§ **Aim**:
Copy the data exactly; pictures stay out of the copy.

§ **Dataset excerpts**:
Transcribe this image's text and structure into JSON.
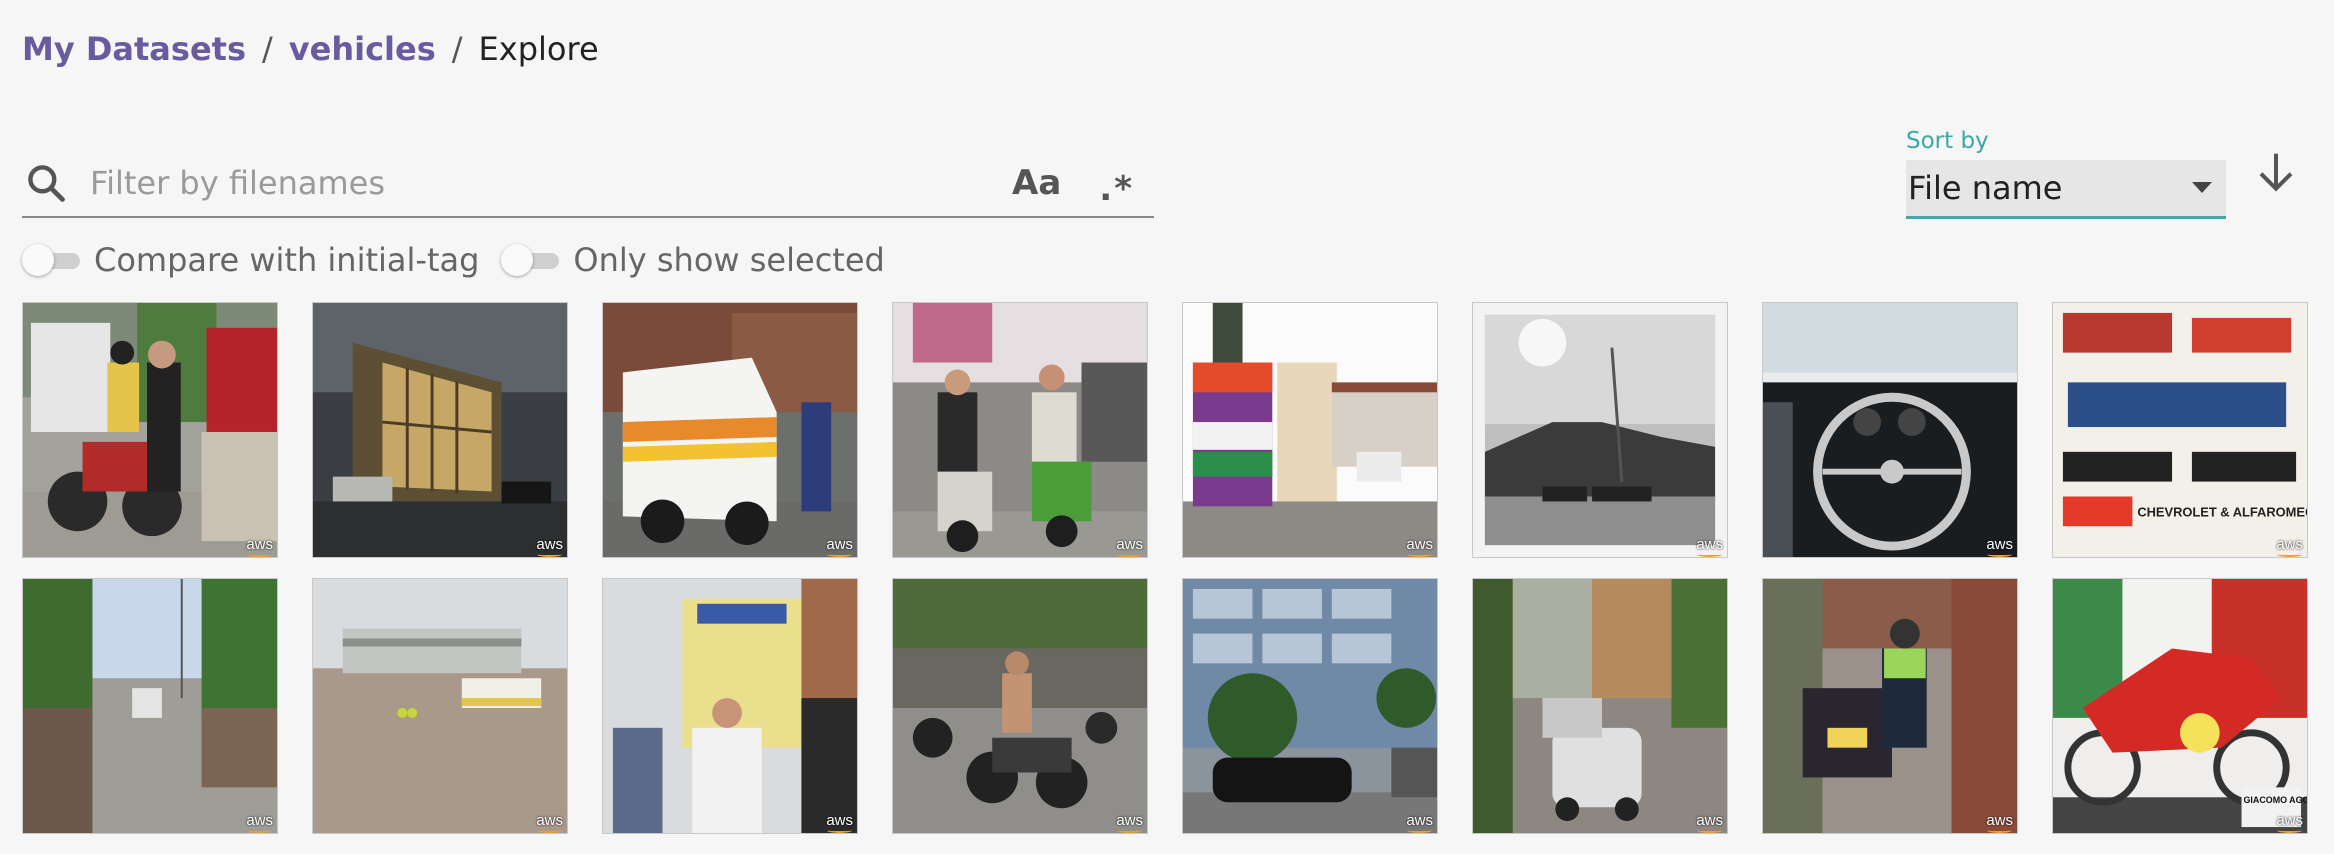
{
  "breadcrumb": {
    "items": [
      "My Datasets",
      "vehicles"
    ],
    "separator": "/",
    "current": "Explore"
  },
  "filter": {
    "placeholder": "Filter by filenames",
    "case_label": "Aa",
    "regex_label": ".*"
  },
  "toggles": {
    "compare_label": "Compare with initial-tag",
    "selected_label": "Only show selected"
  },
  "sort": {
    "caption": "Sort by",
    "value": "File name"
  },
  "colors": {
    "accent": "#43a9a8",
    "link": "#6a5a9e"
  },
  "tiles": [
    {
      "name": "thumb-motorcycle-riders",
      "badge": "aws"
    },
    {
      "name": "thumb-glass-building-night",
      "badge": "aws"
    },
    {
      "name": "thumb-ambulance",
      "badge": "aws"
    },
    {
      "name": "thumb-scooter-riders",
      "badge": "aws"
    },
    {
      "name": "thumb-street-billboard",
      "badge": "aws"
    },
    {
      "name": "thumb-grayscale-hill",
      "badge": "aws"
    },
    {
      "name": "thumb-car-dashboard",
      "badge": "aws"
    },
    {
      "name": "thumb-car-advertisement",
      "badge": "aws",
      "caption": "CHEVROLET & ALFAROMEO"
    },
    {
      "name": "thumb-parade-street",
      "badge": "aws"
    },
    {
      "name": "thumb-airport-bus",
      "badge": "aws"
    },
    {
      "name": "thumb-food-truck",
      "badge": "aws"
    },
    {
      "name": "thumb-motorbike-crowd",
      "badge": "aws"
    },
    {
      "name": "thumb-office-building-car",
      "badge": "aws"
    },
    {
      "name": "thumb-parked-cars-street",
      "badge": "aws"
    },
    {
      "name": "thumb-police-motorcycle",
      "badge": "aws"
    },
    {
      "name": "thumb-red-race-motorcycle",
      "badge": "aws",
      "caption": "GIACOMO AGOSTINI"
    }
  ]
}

§ **Full answer**:
Transcribe this image's text and structure into JSON.
{
  "breadcrumb": {
    "items": [
      "My Datasets",
      "vehicles"
    ],
    "separator": "/",
    "current": "Explore"
  },
  "filter": {
    "placeholder": "Filter by filenames",
    "case_label": "Aa",
    "regex_label": ".*"
  },
  "toggles": {
    "compare_label": "Compare with initial-tag",
    "selected_label": "Only show selected"
  },
  "sort": {
    "caption": "Sort by",
    "value": "File name"
  },
  "colors": {
    "accent": "#43a9a8",
    "link": "#6a5a9e"
  },
  "tiles": [
    {
      "name": "thumb-motorcycle-riders",
      "badge": "aws"
    },
    {
      "name": "thumb-glass-building-night",
      "badge": "aws"
    },
    {
      "name": "thumb-ambulance",
      "badge": "aws"
    },
    {
      "name": "thumb-scooter-riders",
      "badge": "aws"
    },
    {
      "name": "thumb-street-billboard",
      "badge": "aws"
    },
    {
      "name": "thumb-grayscale-hill",
      "badge": "aws"
    },
    {
      "name": "thumb-car-dashboard",
      "badge": "aws"
    },
    {
      "name": "thumb-car-advertisement",
      "badge": "aws",
      "caption": "CHEVROLET & ALFAROMEO"
    },
    {
      "name": "thumb-parade-street",
      "badge": "aws"
    },
    {
      "name": "thumb-airport-bus",
      "badge": "aws"
    },
    {
      "name": "thumb-food-truck",
      "badge": "aws"
    },
    {
      "name": "thumb-motorbike-crowd",
      "badge": "aws"
    },
    {
      "name": "thumb-office-building-car",
      "badge": "aws"
    },
    {
      "name": "thumb-parked-cars-street",
      "badge": "aws"
    },
    {
      "name": "thumb-police-motorcycle",
      "badge": "aws"
    },
    {
      "name": "thumb-red-race-motorcycle",
      "badge": "aws",
      "caption": "GIACOMO AGOSTINI"
    }
  ]
}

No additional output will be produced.